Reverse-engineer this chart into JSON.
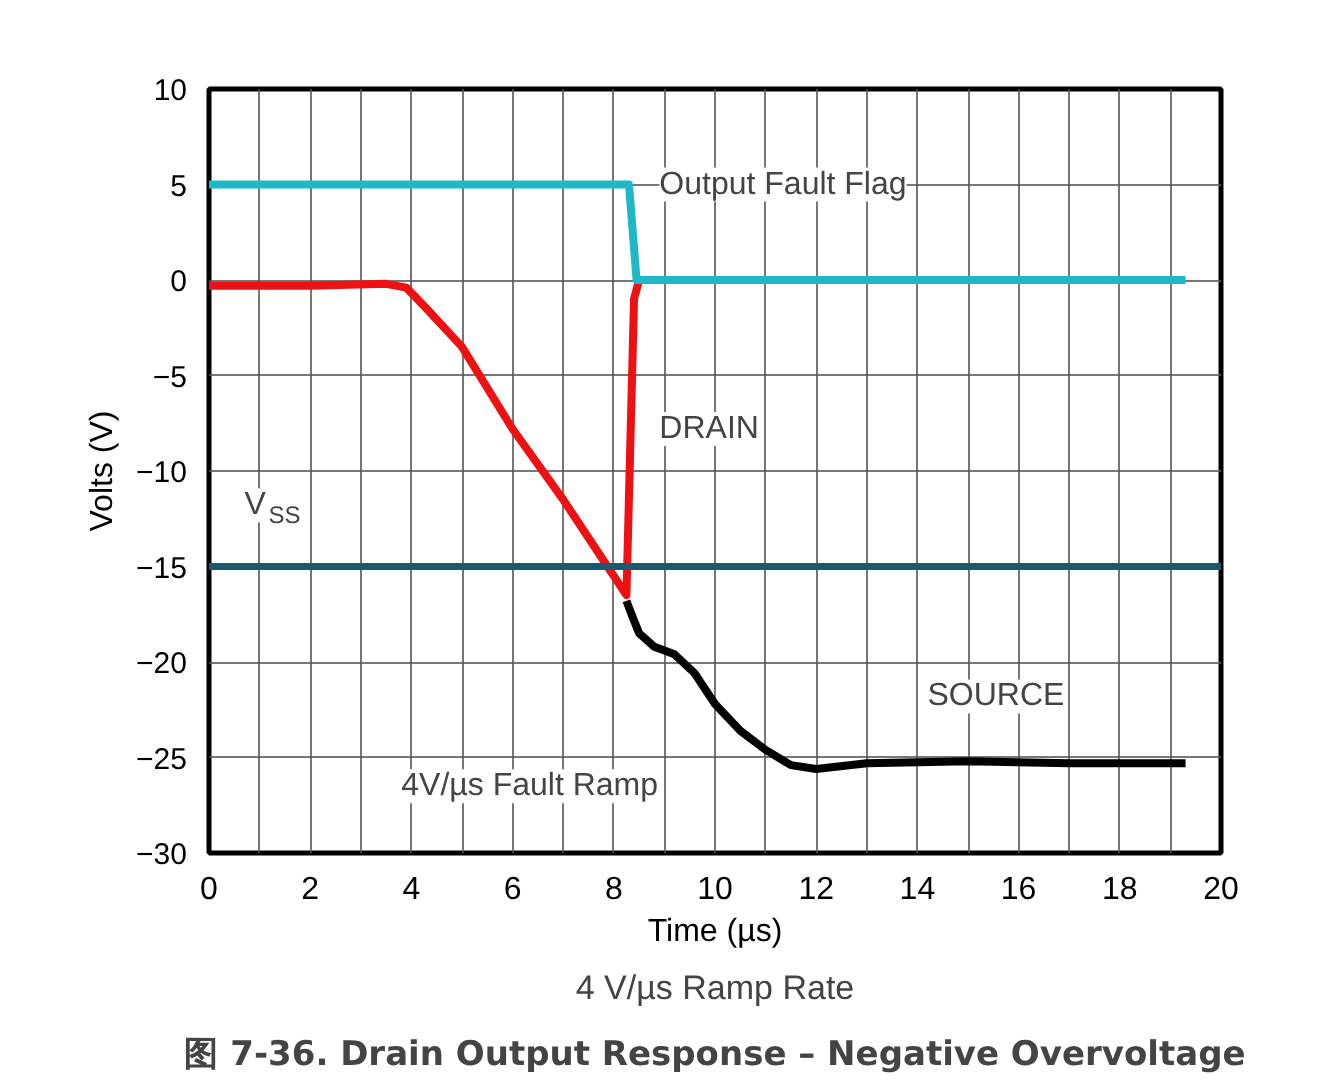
{
  "chart_data": {
    "type": "line",
    "title": "图 7-36. Drain Output Response – Negative Overvoltage",
    "subtitle": "4 V/µs Ramp Rate",
    "xlabel": "Time (µs)",
    "ylabel": "Volts (V)",
    "xlim": [
      0,
      20
    ],
    "ylim": [
      -30,
      10
    ],
    "xticks": [
      0,
      {
        "value": 1,
        "label": null
      },
      2,
      {
        "value": 3,
        "label": null
      },
      4,
      {
        "value": 5,
        "label": null
      },
      6,
      {
        "value": 7,
        "label": null
      },
      8,
      {
        "value": 9,
        "label": null
      },
      10,
      {
        "value": 11,
        "label": null
      },
      12,
      {
        "value": 13,
        "label": null
      },
      14,
      {
        "value": 15,
        "label": null
      },
      16,
      {
        "value": 17,
        "label": null
      },
      18,
      {
        "value": 19,
        "label": null
      },
      20
    ],
    "yticks": [
      -30,
      -25,
      -20,
      -15,
      -10,
      -5,
      0,
      5,
      10
    ],
    "grid": true,
    "marker": "none",
    "line_style": "solid",
    "series": [
      {
        "name": "DRAIN",
        "color": "#ee1111",
        "x": [
          0,
          2,
          3.5,
          3.9,
          4.3,
          5,
          6,
          7,
          8,
          8.25,
          8.4,
          8.5
        ],
        "values": [
          -0.3,
          -0.3,
          -0.2,
          -0.4,
          -1.5,
          -3.5,
          -7.8,
          -11.5,
          -15.5,
          -16.5,
          -1,
          0
        ]
      },
      {
        "name": "SOURCE",
        "color": "#000000",
        "x": [
          8.25,
          8.35,
          8.5,
          8.8,
          9.2,
          9.6,
          10,
          10.5,
          11,
          11.5,
          12,
          13,
          15,
          17,
          19.3
        ],
        "values": [
          -16.8,
          -17.5,
          -18.5,
          -19.2,
          -19.6,
          -20.6,
          -22.2,
          -23.6,
          -24.6,
          -25.4,
          -25.6,
          -25.3,
          -25.2,
          -25.3,
          -25.3
        ]
      },
      {
        "name": "Output Fault Flag",
        "color": "#1fb8c8",
        "x": [
          0,
          4,
          8.3,
          8.45,
          10,
          14,
          19.3
        ],
        "values": [
          5,
          5,
          5,
          0,
          0,
          0,
          0
        ]
      }
    ],
    "ref_lines": [
      {
        "axis": "y",
        "value": -15,
        "label": "V$_{SS}$",
        "color": "#1a5a6e"
      }
    ],
    "annotations": [
      "4V/µs Fault Ramp"
    ]
  }
}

================================

DESCRIPTION OF THE TASK
Copy all lines of the material above where the string "Output" occurs.

SOLUTION TO THE EXERCISE
    "title": "图 7-36. Drain Output Response – Negative Overvoltage",
        "name": "Output Fault Flag",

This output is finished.